== Task goal ==
Your task is to copy the listing exactly, with the pictures left out.

== Material for this task ==
- - -
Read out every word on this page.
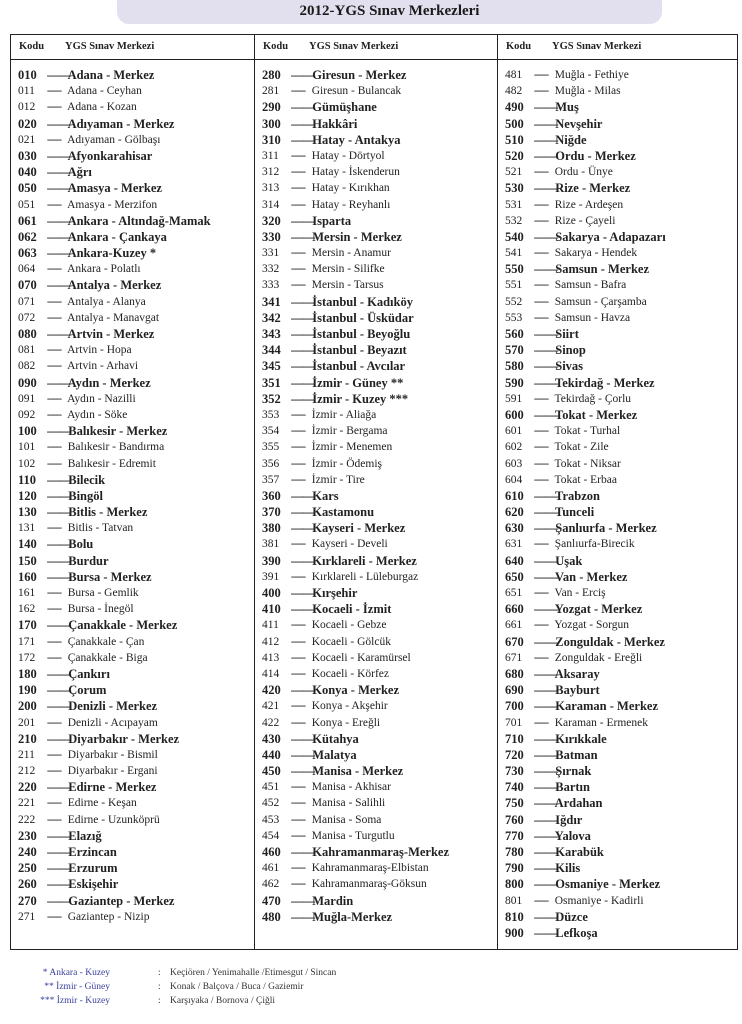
2012-YGS Sınav Merkezleri
Kodu YGS Sınav Merkezi
010 —— Adana - Merkez
011 ----- Adana - Ceyhan
012 ----- Adana - Kozan
020 —— Adıyaman - Merkez
021 ----- Adıyaman - Gölbaşı
030 —— Afyonkarahisar
040 —— Ağrı
050 —— Amasya - Merkez
051 ----- Amasya - Merzifon
061 —— Ankara - Altındağ-Mamak
062 —— Ankara - Çankaya
063 —— Ankara-Kuzey *
064 ----- Ankara - Polatlı
070 —— Antalya - Merkez
071 ----- Antalya - Alanya
072 ----- Antalya - Manavgat
080 —— Artvin - Merkez
081 ----- Artvin - Hopa
082 ----- Artvin - Arhavi
090 —— Aydın - Merkez
091 ----- Aydın - Nazilli
092 ----- Aydın - Söke
100 —— Balıkesir - Merkez
101 ----- Balıkesir - Bandırma
102 ----- Balıkesir - Edremit
110 —— Bilecik
120 —— Bingöl
130 —— Bitlis - Merkez
131 ----- Bitlis - Tatvan
140 —— Bolu
150 —— Burdur
160 —— Bursa - Merkez
161 ----- Bursa - Gemlik
162 ----- Bursa - İnegöl
170 —— Çanakkale - Merkez
171 ----- Çanakkale - Çan
172 ----- Çanakkale - Biga
180 —— Çankırı
190 —— Çorum
200 —— Denizli - Merkez
201 ----- Denizli - Acıpayam
210 —— Diyarbakır - Merkez
211 ----- Diyarbakır - Bismil
212 ----- Diyarbakır - Ergani
220 —— Edirne - Merkez
221 ----- Edirne - Keşan
222 ----- Edirne - Uzunköprü
230 —— Elazığ
240 —— Erzincan
250 —— Erzurum
260 —— Eskişehir
270 —— Gaziantep - Merkez
271 ----- Gaziantep - Nizip
Kodu YGS Sınav Merkezi
280 —— Giresun - Merkez
281 ----- Giresun - Bulancak
290 —— Gümüşhane
300 —— Hakkâri
310 —— Hatay - Antakya
311 ----- Hatay - Dörtyol
312 ----- Hatay - İskenderun
313 ----- Hatay - Kırıkhan
314 ----- Hatay - Reyhanlı
320 —— Isparta
330 —— Mersin - Merkez
331 ----- Mersin - Anamur
332 ----- Mersin - Silifke
333 ----- Mersin - Tarsus
341 —— İstanbul - Kadıköy
342 —— İstanbul - Üsküdar
343 —— İstanbul - Beyoğlu
344 —— İstanbul - Beyazıt
345 —— İstanbul - Avcılar
351 —— İzmir - Güney **
352 —— İzmir - Kuzey ***
353 ----- İzmir - Aliağa
354 ----- İzmir - Bergama
355 ----- İzmir - Menemen
356 ----- İzmir - Ödemiş
357 ----- İzmir - Tire
360 —— Kars
370 —— Kastamonu
380 —— Kayseri - Merkez
381 ----- Kayseri - Develi
390 —— Kırklareli - Merkez
391 ----- Kırklareli - Lüleburgaz
400 —— Kırşehir
410 —— Kocaeli - İzmit
411 ----- Kocaeli - Gebze
412 ----- Kocaeli - Gölcük
413 ----- Kocaeli - Karamürsel
414 ----- Kocaeli - Körfez
420 —— Konya - Merkez
421 ----- Konya - Akşehir
422 ----- Konya - Ereğli
430 —— Kütahya
440 —— Malatya
450 —— Manisa - Merkez
451 ----- Manisa - Akhisar
452 ----- Manisa - Salihli
453 ----- Manisa - Soma
454 ----- Manisa - Turgutlu
460 —— Kahramanmaraş-Merkez
461 ----- Kahramanmaraş-Elbistan
462 ----- Kahramanmaraş-Göksun
470 —— Mardin
480 —— Muğla-Merkez
Kodu YGS Sınav Merkezi
481 ----- Muğla - Fethiye
482 ----- Muğla - Milas
490 —— Muş
500 —— Nevşehir
510 —— Niğde
520 —— Ordu - Merkez
521 ----- Ordu - Ünye
530 —— Rize - Merkez
531 ----- Rize - Ardeşen
532 ----- Rize - Çayeli
540 —— Sakarya - Adapazarı
541 ----- Sakarya - Hendek
550 —— Samsun - Merkez
551 ----- Samsun - Bafra
552 ----- Samsun - Çarşamba
553 ----- Samsun - Havza
560 —— Siirt
570 —— Sinop
580 —— Sivas
590 —— Tekirdağ - Merkez
591 ----- Tekirdağ - Çorlu
600 —— Tokat - Merkez
601 ----- Tokat - Turhal
602 ----- Tokat - Zile
603 ----- Tokat - Niksar
604 ----- Tokat - Erbaa
610 —— Trabzon
620 —— Tunceli
630 —— Şanlıurfa - Merkez
631 ----- Şanlıurfa-Birecik
640 —— Uşak
650 —— Van - Merkez
651 ----- Van - Erciş
660 —— Yozgat - Merkez
661 ----- Yozgat - Sorgun
670 —— Zonguldak - Merkez
671 ----- Zonguldak - Ereğli
680 —— Aksaray
690 —— Bayburt
700 —— Karaman - Merkez
701 ----- Karaman - Ermenek
710 —— Kırıkkale
720 —— Batman
730 —— Şırnak
740 —— Bartın
750 —— Ardahan
760 —— Iğdır
770 —— Yalova
780 —— Karabük
790 —— Kilis
800 —— Osmaniye - Merkez
801 ----- Osmaniye - Kadirli
810 —— Düzce
900 —— Lefkoşa
* Ankara - Kuzey	: Keçiören / Yenimahalle /Etimesgut / Sincan
** İzmir - Güney	: Konak / Balçova / Buca / Gaziemir
*** İzmir - Kuzey	: Karşıyaka / Bornova / Çiğli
- - -
== Full response ==
Read out every word on this page.
2012-YGS Sınav Merkezleri
Kodu YGS Sınav Merkezi
010 —— Adana - Merkez
011 ----- Adana - Ceyhan
012 ----- Adana - Kozan
020 —— Adıyaman - Merkez
021 ----- Adıyaman - Gölbaşı
030 —— Afyonkarahisar
040 —— Ağrı
050 —— Amasya - Merkez
051 ----- Amasya - Merzifon
061 —— Ankara - Altındağ-Mamak
062 —— Ankara - Çankaya
063 —— Ankara-Kuzey *
064 ----- Ankara - Polatlı
070 —— Antalya - Merkez
071 ----- Antalya - Alanya
072 ----- Antalya - Manavgat
080 —— Artvin - Merkez
081 ----- Artvin - Hopa
082 ----- Artvin - Arhavi
090 —— Aydın - Merkez
091 ----- Aydın - Nazilli
092 ----- Aydın - Söke
100 —— Balıkesir - Merkez
101 ----- Balıkesir - Bandırma
102 ----- Balıkesir - Edremit
110 —— Bilecik
120 —— Bingöl
130 —— Bitlis - Merkez
131 ----- Bitlis - Tatvan
140 —— Bolu
150 —— Burdur
160 —— Bursa - Merkez
161 ----- Bursa - Gemlik
162 ----- Bursa - İnegöl
170 —— Çanakkale - Merkez
171 ----- Çanakkale - Çan
172 ----- Çanakkale - Biga
180 —— Çankırı
190 —— Çorum
200 —— Denizli - Merkez
201 ----- Denizli - Acıpayam
210 —— Diyarbakır - Merkez
211 ----- Diyarbakır - Bismil
212 ----- Diyarbakır - Ergani
220 —— Edirne - Merkez
221 ----- Edirne - Keşan
222 ----- Edirne - Uzunköprü
230 —— Elazığ
240 —— Erzincan
250 —— Erzurum
260 —— Eskişehir
270 —— Gaziantep - Merkez
271 ----- Gaziantep - Nizip
Kodu YGS Sınav Merkezi
280 —— Giresun - Merkez
281 ----- Giresun - Bulancak
290 —— Gümüşhane
300 —— Hakkâri
310 —— Hatay - Antakya
311 ----- Hatay - Dörtyol
312 ----- Hatay - İskenderun
313 ----- Hatay - Kırıkhan
314 ----- Hatay - Reyhanlı
320 —— Isparta
330 —— Mersin - Merkez
331 ----- Mersin - Anamur
332 ----- Mersin - Silifke
333 ----- Mersin - Tarsus
341 —— İstanbul - Kadıköy
342 —— İstanbul - Üsküdar
343 —— İstanbul - Beyoğlu
344 —— İstanbul - Beyazıt
345 —— İstanbul - Avcılar
351 —— İzmir - Güney **
352 —— İzmir - Kuzey ***
353 ----- İzmir - Aliağa
354 ----- İzmir - Bergama
355 ----- İzmir - Menemen
356 ----- İzmir - Ödemiş
357 ----- İzmir - Tire
360 —— Kars
370 —— Kastamonu
380 —— Kayseri - Merkez
381 ----- Kayseri - Develi
390 —— Kırklareli - Merkez
391 ----- Kırklareli - Lüleburgaz
400 —— Kırşehir
410 —— Kocaeli - İzmit
411 ----- Kocaeli - Gebze
412 ----- Kocaeli - Gölcük
413 ----- Kocaeli - Karamürsel
414 ----- Kocaeli - Körfez
420 —— Konya - Merkez
421 ----- Konya - Akşehir
422 ----- Konya - Ereğli
430 —— Kütahya
440 —— Malatya
450 —— Manisa - Merkez
451 ----- Manisa - Akhisar
452 ----- Manisa - Salihli
453 ----- Manisa - Soma
454 ----- Manisa - Turgutlu
460 —— Kahramanmaraş-Merkez
461 ----- Kahramanmaraş-Elbistan
462 ----- Kahramanmaraş-Göksun
470 —— Mardin
480 —— Muğla-Merkez
Kodu YGS Sınav Merkezi
481 ----- Muğla - Fethiye
482 ----- Muğla - Milas
490 —— Muş
500 —— Nevşehir
510 —— Niğde
520 —— Ordu - Merkez
521 ----- Ordu - Ünye
530 —— Rize - Merkez
531 ----- Rize - Ardeşen
532 ----- Rize - Çayeli
540 —— Sakarya - Adapazarı
541 ----- Sakarya - Hendek
550 —— Samsun - Merkez
551 ----- Samsun - Bafra
552 ----- Samsun - Çarşamba
553 ----- Samsun - Havza
560 —— Siirt
570 —— Sinop
580 —— Sivas
590 —— Tekirdağ - Merkez
591 ----- Tekirdağ - Çorlu
600 —— Tokat - Merkez
601 ----- Tokat - Turhal
602 ----- Tokat - Zile
603 ----- Tokat - Niksar
604 ----- Tokat - Erbaa
610 —— Trabzon
620 —— Tunceli
630 —— Şanlıurfa - Merkez
631 ----- Şanlıurfa-Birecik
640 —— Uşak
650 —— Van - Merkez
651 ----- Van - Erciş
660 —— Yozgat - Merkez
661 ----- Yozgat - Sorgun
670 —— Zonguldak - Merkez
671 ----- Zonguldak - Ereğli
680 —— Aksaray
690 —— Bayburt
700 —— Karaman - Merkez
701 ----- Karaman - Ermenek
710 —— Kırıkkale
720 —— Batman
730 —— Şırnak
740 —— Bartın
750 —— Ardahan
760 —— Iğdır
770 —— Yalova
780 —— Karabük
790 —— Kilis
800 —— Osmaniye - Merkez
801 ----- Osmaniye - Kadirli
810 —— Düzce
900 —— Lefkoşa
* Ankara - Kuzey	: Keçiören / Yenimahalle /Etimesgut / Sincan
** İzmir - Güney	: Konak / Balçova / Buca / Gaziemir
*** İzmir - Kuzey	: Karşıyaka / Bornova / Çiğli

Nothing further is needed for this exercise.